[INPUT MATERIAL start]
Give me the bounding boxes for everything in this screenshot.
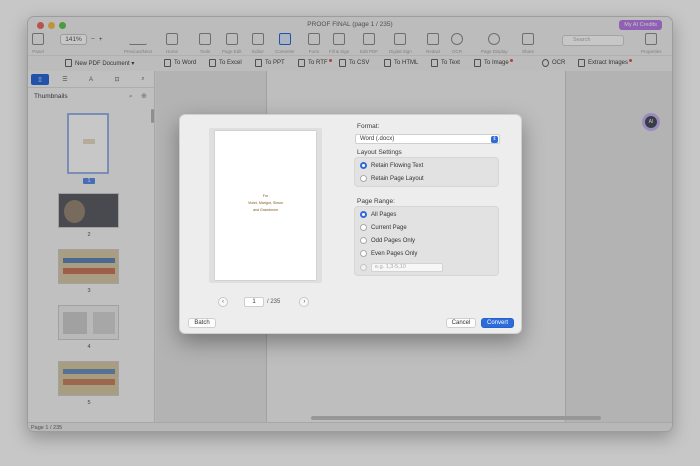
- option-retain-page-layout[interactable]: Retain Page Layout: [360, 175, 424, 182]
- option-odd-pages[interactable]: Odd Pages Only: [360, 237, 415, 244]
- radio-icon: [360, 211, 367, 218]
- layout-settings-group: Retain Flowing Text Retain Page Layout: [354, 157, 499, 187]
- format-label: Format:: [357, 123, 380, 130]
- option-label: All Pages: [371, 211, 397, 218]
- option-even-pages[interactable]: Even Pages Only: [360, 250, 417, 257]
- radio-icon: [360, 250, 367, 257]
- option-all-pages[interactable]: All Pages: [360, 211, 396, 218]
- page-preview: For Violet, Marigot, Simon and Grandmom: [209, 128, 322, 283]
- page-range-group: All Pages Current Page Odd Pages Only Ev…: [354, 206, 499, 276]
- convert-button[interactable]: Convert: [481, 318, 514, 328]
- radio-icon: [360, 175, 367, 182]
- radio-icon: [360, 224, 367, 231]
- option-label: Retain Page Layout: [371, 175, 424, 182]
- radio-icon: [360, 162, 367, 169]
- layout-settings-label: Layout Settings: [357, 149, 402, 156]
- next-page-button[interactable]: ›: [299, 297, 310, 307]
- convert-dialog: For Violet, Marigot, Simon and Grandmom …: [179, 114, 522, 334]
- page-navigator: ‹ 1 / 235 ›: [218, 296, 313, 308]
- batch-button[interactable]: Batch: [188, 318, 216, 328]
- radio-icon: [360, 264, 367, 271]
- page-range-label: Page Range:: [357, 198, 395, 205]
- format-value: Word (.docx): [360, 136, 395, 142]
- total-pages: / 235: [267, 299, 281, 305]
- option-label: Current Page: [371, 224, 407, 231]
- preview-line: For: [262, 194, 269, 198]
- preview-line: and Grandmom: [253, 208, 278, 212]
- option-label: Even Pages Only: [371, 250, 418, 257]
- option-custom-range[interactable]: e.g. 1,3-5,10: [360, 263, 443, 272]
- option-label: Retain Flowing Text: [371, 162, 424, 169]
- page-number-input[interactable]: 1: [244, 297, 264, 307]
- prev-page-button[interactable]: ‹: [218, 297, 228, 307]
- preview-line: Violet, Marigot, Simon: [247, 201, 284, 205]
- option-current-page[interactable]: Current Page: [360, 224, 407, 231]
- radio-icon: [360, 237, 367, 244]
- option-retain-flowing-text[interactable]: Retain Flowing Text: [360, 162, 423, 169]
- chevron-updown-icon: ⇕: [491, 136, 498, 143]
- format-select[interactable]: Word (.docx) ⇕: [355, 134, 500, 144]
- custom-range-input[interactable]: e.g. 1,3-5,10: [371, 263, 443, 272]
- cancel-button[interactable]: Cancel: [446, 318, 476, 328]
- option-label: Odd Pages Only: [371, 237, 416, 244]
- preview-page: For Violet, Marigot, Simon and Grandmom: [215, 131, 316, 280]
[INPUT MATERIAL end]
[INPUT MATERIAL start]
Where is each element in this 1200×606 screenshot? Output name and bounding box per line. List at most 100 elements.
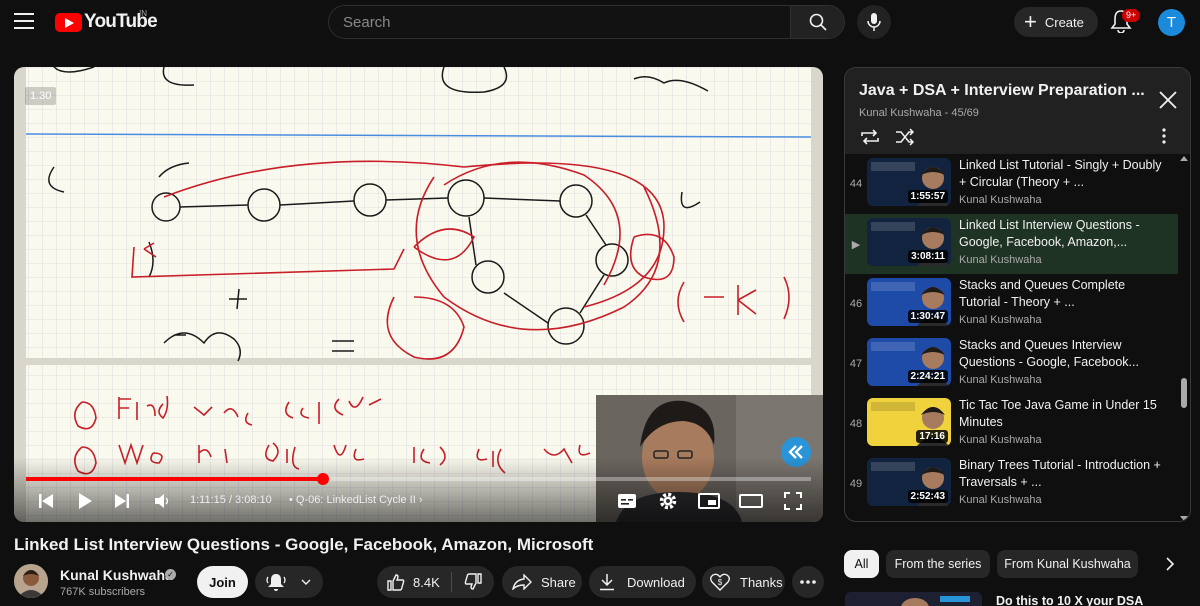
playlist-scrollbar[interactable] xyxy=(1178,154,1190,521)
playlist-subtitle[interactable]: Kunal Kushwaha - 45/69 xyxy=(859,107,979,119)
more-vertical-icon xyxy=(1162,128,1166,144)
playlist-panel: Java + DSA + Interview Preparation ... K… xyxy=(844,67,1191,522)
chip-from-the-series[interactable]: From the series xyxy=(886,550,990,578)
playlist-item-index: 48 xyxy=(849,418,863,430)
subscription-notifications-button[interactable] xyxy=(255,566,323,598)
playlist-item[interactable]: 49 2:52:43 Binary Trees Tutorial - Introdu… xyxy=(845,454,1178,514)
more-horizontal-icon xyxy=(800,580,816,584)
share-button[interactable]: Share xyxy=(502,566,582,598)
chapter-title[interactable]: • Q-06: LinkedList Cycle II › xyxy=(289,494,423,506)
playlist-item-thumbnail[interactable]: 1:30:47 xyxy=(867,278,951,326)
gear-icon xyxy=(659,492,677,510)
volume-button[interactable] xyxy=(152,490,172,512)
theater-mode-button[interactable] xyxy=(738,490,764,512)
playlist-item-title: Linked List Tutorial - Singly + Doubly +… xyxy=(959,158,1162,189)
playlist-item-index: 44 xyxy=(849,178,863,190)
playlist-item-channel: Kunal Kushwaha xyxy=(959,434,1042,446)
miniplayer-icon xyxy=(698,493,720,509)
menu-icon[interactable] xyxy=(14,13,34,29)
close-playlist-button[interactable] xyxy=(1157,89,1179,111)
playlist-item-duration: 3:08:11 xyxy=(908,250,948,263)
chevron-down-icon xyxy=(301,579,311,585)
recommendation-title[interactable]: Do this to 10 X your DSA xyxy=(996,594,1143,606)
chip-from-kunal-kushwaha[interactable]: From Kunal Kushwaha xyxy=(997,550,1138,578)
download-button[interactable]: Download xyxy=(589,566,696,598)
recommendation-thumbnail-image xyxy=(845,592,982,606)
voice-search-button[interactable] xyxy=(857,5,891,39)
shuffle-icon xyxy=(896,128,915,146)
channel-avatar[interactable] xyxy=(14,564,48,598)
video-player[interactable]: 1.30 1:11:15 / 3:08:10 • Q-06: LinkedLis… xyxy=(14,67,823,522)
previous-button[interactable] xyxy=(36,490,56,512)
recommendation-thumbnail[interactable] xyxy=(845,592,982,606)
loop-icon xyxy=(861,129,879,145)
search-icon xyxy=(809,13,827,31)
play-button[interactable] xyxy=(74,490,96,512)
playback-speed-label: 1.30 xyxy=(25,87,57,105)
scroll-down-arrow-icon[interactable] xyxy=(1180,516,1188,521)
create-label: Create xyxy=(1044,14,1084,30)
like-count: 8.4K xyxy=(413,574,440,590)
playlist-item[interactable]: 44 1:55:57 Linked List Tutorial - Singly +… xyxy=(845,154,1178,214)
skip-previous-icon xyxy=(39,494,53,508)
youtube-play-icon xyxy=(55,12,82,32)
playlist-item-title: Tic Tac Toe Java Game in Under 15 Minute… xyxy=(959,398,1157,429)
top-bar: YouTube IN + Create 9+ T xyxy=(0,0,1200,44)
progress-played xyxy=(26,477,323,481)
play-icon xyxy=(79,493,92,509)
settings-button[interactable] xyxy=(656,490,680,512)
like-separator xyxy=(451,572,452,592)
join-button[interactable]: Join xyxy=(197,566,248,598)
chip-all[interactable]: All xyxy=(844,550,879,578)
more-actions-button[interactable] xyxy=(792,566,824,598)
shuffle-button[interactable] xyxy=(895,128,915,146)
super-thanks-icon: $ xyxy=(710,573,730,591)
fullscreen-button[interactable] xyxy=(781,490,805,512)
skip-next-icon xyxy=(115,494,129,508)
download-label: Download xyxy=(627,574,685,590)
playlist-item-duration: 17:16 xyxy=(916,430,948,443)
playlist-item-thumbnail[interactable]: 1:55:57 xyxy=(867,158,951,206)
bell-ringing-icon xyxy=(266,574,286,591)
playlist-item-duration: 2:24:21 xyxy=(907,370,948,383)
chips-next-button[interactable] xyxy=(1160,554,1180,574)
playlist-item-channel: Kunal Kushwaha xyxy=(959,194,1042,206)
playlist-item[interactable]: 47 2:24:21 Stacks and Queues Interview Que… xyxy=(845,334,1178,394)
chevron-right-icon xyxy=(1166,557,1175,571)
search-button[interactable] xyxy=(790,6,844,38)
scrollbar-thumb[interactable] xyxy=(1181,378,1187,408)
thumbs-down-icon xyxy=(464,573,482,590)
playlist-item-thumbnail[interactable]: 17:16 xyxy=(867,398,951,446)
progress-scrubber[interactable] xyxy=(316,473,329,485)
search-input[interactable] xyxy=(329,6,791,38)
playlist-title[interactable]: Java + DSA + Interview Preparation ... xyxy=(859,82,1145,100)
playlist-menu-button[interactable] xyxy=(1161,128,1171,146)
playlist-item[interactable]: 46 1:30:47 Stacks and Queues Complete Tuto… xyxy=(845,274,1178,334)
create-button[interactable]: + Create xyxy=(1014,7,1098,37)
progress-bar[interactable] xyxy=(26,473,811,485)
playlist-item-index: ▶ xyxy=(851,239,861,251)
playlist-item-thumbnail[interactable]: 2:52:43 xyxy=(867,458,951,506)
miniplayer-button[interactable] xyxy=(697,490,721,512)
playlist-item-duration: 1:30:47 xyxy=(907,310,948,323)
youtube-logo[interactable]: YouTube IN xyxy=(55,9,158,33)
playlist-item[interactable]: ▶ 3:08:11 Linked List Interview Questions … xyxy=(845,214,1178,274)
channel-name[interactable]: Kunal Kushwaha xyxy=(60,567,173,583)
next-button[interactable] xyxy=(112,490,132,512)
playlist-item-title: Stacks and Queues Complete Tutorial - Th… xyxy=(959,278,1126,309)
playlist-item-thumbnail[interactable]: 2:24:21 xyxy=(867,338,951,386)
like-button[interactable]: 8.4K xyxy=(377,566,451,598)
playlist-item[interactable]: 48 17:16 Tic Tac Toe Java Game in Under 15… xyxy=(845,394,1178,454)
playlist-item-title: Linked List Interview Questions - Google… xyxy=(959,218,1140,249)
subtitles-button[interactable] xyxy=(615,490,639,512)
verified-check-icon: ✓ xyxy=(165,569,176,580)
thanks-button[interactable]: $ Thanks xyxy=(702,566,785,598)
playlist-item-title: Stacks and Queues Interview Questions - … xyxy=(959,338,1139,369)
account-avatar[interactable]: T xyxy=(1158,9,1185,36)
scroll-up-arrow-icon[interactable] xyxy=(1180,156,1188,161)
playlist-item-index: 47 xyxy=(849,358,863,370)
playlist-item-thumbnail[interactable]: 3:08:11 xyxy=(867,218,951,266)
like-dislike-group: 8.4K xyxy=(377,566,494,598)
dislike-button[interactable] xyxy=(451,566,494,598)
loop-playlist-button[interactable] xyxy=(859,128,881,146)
[INPUT MATERIAL end]
List every line of the listing above that contains the string "Java".

playlist-panel: Java + DSA + Interview Preparation ... K… xyxy=(844,67,1191,522)
playlist-item-title: Tic Tac Toe Java Game in Under 15 Minute… xyxy=(959,398,1157,429)
playlist-title[interactable]: Java + DSA + Interview Preparation ... xyxy=(859,82,1145,100)
playlist-item[interactable]: 48 17:16 Tic Tac Toe Java Game in Under 15… xyxy=(845,394,1178,454)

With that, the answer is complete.